(Stored items)
⟨
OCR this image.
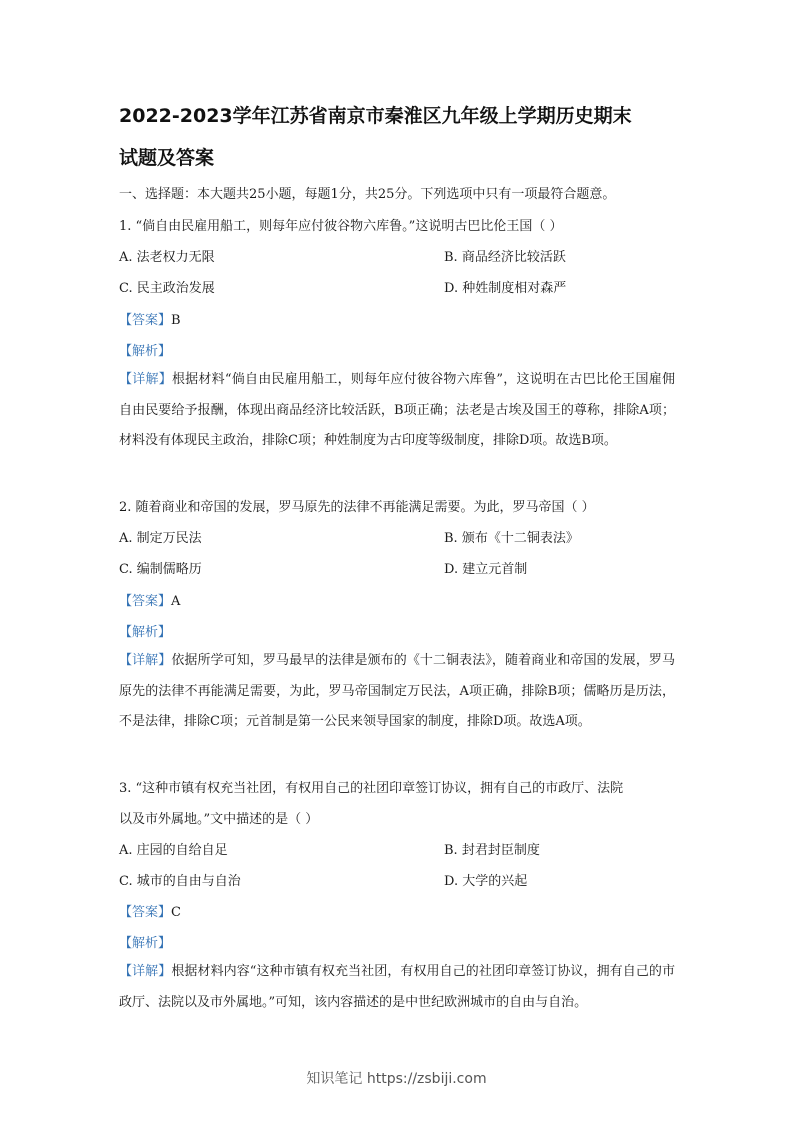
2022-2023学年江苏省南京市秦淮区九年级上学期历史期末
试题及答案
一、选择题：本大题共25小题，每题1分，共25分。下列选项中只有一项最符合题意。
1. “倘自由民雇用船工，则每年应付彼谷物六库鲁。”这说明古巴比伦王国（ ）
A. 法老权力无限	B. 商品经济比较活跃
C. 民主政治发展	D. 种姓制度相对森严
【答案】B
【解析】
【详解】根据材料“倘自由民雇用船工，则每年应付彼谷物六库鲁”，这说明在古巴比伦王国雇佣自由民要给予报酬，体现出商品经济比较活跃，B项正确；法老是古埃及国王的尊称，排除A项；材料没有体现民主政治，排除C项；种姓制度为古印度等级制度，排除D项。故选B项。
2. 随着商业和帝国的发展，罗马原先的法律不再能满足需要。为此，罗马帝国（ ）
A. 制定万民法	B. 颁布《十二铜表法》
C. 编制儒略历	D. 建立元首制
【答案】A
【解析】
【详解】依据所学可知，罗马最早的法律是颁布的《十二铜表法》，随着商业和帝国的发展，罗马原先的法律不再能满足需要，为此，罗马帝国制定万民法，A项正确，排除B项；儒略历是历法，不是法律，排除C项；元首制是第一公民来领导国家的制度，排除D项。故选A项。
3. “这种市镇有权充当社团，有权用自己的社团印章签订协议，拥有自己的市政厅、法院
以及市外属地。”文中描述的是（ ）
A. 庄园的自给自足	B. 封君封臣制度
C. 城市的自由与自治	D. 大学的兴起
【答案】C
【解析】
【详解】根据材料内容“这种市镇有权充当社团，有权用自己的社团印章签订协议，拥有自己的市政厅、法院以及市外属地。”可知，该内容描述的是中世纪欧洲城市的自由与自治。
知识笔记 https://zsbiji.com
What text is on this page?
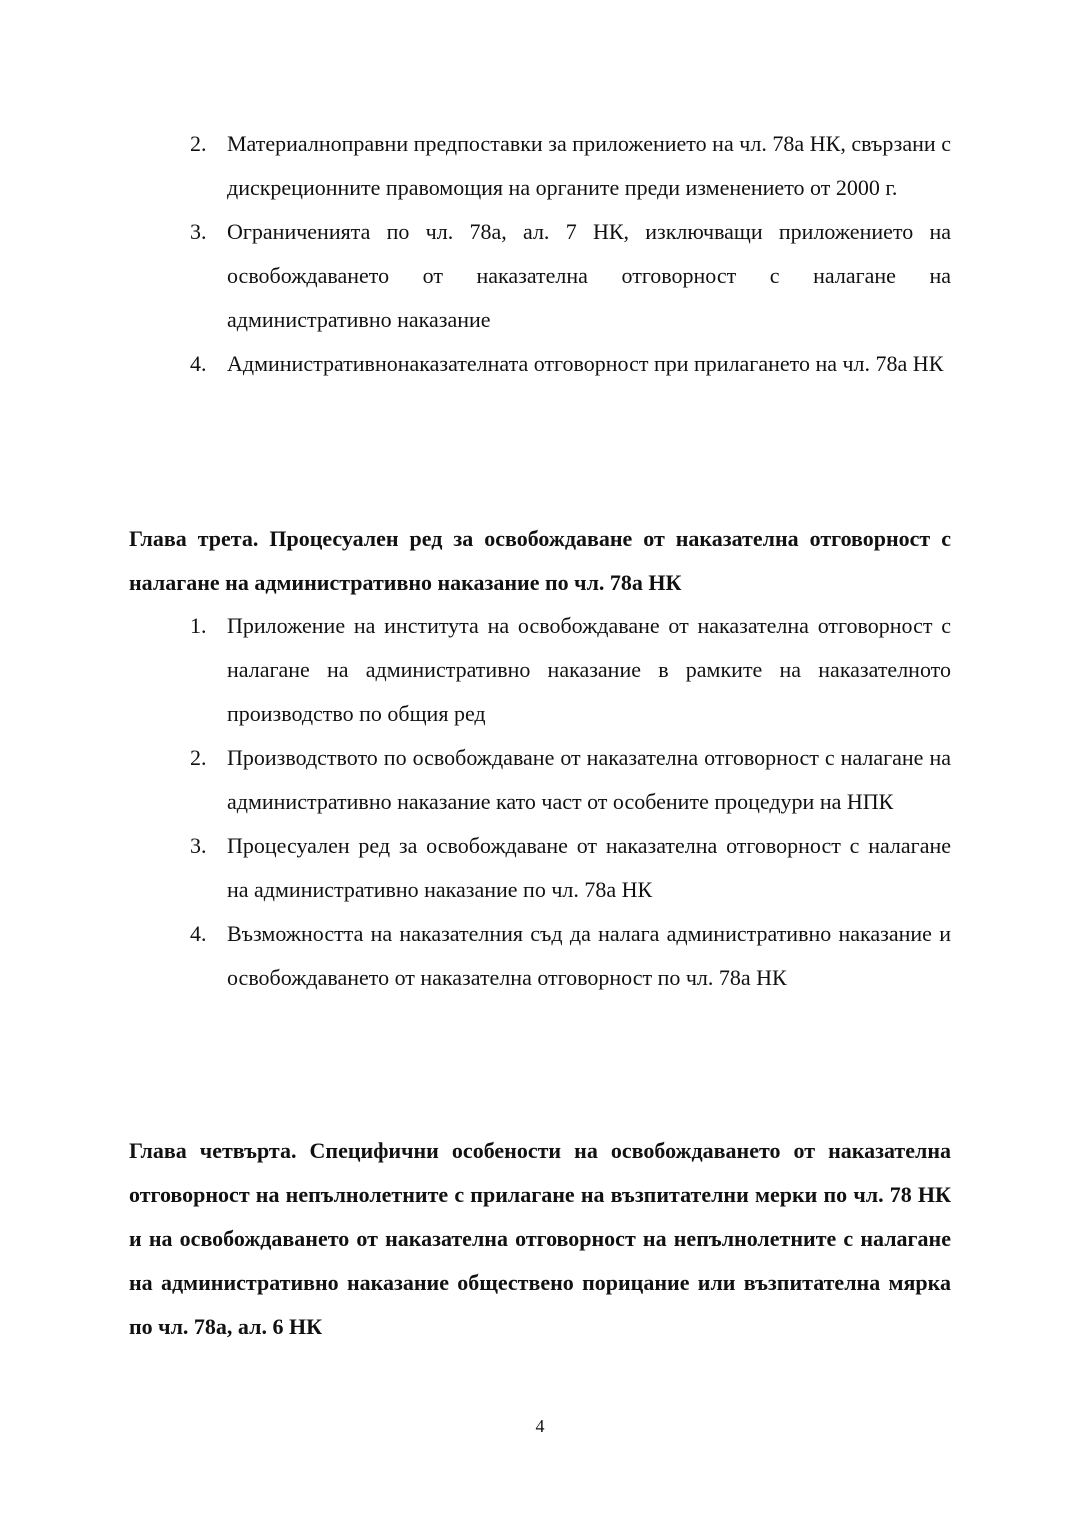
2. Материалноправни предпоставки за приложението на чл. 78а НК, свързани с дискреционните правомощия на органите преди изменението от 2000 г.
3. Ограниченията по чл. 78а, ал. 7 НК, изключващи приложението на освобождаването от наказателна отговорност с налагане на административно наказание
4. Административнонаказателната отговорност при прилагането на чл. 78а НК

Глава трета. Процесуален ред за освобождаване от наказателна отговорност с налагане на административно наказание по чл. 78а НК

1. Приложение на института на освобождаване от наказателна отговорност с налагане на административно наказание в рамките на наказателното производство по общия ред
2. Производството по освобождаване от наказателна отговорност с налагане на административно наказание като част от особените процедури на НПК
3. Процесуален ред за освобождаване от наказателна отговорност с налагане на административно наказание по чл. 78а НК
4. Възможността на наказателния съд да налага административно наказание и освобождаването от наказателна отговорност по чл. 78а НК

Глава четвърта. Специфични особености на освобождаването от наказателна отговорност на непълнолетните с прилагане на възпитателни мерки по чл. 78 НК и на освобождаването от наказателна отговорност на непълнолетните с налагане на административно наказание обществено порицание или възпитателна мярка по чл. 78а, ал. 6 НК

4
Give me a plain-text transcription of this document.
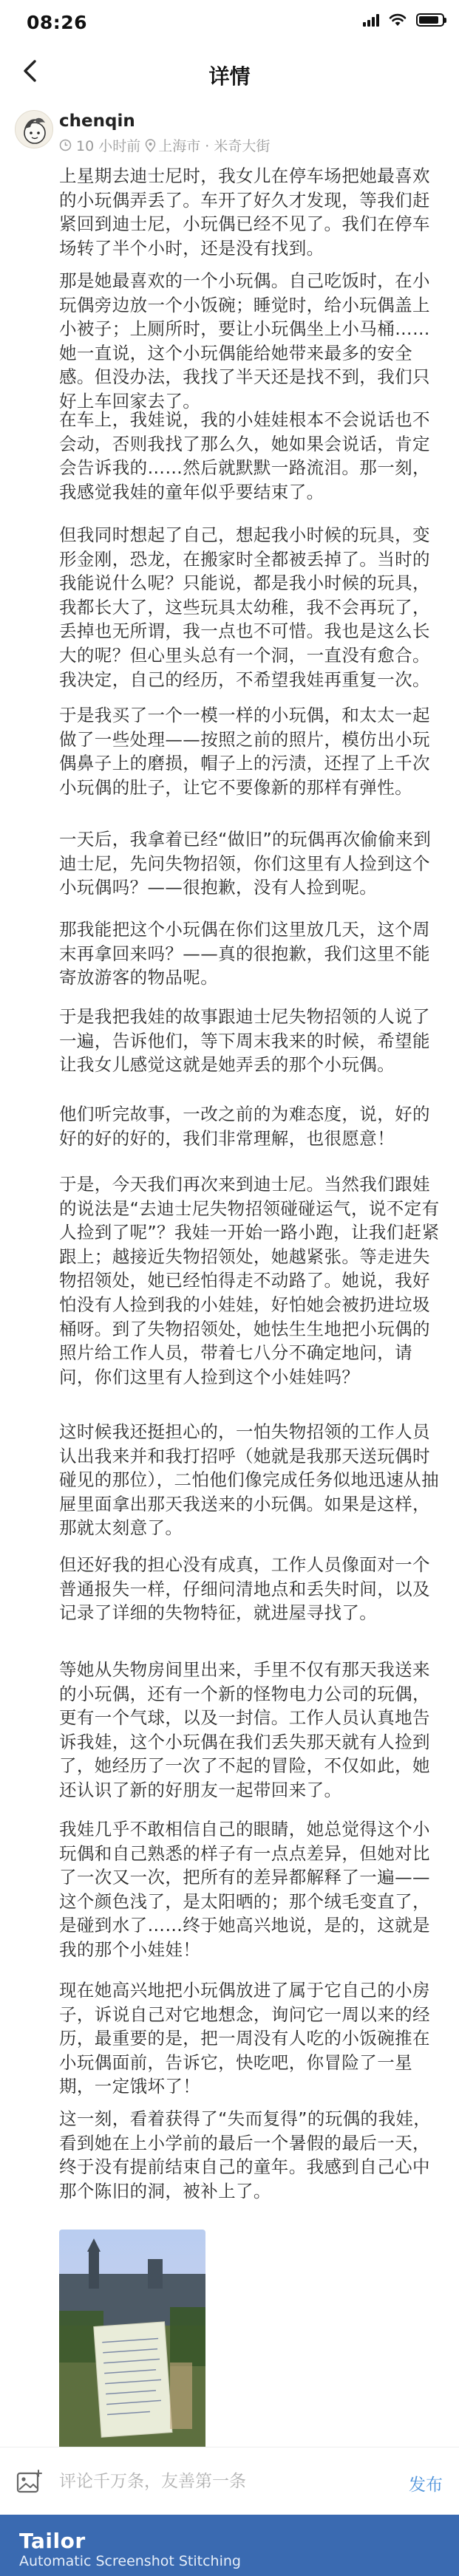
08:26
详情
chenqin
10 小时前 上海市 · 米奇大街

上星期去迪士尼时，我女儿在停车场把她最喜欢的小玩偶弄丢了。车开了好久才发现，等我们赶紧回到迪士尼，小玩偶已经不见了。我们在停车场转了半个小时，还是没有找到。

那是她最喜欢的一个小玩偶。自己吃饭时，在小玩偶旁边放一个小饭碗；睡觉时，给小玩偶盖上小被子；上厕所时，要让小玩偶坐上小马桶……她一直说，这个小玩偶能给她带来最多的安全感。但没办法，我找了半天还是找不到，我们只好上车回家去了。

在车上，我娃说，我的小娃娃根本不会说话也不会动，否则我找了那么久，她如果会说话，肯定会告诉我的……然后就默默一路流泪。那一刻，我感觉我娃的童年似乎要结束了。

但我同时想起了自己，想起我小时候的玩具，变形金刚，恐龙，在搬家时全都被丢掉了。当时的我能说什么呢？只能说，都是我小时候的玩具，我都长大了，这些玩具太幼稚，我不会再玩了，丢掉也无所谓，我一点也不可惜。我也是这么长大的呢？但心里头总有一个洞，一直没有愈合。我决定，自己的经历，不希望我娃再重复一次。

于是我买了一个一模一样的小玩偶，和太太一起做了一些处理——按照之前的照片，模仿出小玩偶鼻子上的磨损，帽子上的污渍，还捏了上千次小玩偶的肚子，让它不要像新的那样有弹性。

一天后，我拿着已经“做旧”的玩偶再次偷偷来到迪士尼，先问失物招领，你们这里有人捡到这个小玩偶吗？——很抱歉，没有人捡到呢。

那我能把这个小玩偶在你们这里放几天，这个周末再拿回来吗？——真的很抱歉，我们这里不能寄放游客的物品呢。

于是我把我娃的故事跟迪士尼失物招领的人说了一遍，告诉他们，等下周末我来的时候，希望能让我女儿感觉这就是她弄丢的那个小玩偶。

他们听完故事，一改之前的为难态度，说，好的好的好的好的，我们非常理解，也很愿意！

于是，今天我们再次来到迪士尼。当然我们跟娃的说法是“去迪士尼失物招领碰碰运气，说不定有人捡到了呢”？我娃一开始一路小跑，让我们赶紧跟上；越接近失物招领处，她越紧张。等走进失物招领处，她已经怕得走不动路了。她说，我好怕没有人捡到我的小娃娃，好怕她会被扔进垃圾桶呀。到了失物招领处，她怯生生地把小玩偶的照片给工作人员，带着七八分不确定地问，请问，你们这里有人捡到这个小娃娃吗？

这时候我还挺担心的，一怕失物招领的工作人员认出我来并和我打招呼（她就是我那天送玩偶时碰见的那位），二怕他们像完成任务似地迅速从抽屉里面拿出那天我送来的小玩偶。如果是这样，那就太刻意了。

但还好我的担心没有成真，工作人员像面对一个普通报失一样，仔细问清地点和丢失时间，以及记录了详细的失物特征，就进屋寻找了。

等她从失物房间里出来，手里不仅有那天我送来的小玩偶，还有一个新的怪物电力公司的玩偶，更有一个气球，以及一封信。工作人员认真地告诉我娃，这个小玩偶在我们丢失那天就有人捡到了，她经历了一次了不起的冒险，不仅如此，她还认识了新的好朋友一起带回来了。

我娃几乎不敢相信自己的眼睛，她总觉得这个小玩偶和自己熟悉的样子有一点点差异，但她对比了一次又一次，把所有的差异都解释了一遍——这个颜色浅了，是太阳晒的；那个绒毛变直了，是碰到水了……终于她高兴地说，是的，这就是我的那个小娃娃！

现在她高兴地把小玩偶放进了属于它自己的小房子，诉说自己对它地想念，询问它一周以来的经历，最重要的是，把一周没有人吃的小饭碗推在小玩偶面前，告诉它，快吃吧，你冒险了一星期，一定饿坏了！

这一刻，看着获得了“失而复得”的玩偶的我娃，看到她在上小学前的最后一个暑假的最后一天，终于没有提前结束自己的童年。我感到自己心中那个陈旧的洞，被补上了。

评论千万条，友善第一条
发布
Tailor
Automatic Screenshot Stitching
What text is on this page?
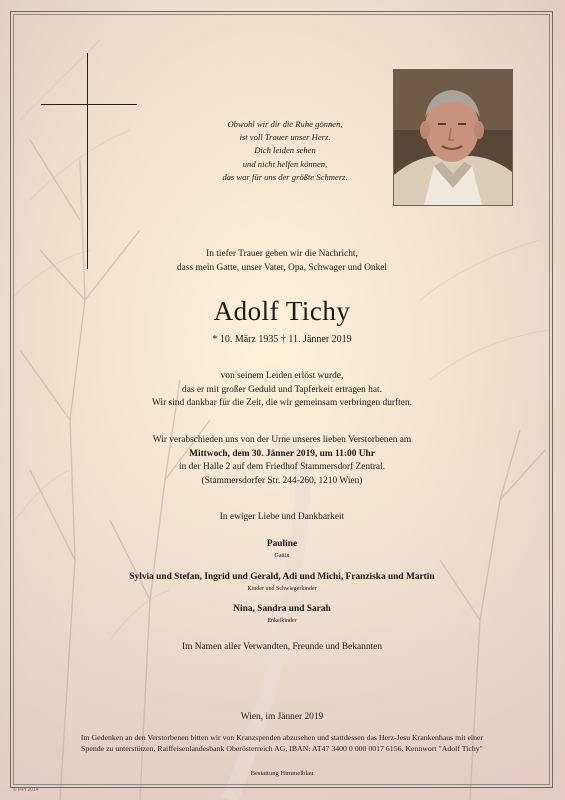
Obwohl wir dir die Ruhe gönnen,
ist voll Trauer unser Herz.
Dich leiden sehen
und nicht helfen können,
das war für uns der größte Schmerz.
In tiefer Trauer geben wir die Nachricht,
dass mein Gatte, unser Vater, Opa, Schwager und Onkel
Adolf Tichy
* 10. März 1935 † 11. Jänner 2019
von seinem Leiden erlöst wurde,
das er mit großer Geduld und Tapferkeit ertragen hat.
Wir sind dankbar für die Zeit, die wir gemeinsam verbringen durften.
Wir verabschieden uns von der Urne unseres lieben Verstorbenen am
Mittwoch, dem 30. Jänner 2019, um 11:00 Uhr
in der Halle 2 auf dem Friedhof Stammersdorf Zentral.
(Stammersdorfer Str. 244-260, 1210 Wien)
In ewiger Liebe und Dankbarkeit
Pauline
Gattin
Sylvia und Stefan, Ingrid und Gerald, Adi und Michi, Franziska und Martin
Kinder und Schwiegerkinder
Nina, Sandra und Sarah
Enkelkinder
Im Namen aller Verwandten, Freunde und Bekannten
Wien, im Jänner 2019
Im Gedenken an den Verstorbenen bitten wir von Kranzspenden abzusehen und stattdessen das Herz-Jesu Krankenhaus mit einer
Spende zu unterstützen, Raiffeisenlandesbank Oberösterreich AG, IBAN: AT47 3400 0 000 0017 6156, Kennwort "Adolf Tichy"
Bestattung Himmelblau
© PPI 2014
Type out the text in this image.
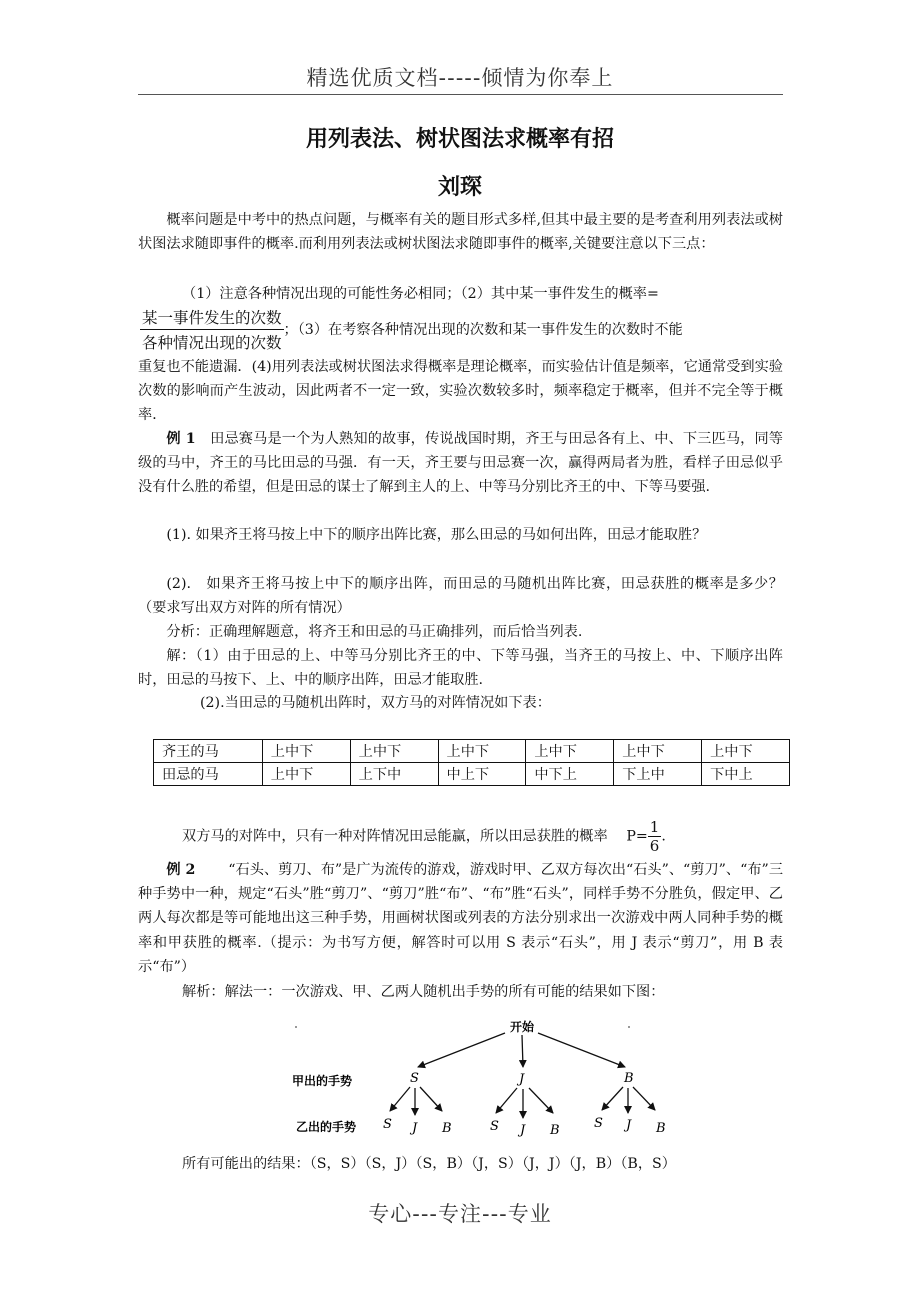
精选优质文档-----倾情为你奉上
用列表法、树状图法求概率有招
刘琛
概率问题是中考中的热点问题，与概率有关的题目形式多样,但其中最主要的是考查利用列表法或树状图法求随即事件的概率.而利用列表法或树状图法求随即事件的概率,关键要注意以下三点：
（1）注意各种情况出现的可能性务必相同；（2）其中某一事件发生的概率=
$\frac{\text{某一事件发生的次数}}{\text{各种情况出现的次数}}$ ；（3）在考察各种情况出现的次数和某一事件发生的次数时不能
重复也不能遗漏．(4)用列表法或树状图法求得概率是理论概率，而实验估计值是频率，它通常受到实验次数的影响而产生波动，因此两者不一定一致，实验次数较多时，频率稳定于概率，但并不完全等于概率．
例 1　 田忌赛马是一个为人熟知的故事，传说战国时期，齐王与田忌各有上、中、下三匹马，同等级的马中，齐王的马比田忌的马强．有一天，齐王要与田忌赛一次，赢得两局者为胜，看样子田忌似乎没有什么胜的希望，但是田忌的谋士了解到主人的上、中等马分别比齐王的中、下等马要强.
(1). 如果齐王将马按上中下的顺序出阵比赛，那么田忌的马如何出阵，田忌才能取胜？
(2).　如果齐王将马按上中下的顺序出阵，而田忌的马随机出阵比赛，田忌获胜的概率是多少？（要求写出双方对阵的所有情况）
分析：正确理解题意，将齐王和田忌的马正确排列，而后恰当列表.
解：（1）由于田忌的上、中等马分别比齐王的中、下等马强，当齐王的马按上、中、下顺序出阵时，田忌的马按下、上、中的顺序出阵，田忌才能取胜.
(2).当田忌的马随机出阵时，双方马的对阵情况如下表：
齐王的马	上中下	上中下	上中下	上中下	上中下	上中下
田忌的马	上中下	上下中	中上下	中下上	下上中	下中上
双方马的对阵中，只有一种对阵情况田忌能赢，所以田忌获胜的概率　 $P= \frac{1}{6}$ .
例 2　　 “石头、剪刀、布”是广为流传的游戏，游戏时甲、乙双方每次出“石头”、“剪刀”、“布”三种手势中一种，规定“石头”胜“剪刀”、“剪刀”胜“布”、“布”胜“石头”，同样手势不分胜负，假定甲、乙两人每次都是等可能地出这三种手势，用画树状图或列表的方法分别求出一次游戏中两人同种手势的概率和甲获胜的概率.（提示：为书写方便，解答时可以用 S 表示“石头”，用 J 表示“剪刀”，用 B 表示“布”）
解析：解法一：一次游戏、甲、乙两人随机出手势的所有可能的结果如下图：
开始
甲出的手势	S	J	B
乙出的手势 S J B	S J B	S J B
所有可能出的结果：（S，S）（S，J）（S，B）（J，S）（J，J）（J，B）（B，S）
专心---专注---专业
⟩
• **What is required**
Give the number of lines in the entries that include the string "Tichy", and nothing more.

• **Solution for this exercise**
2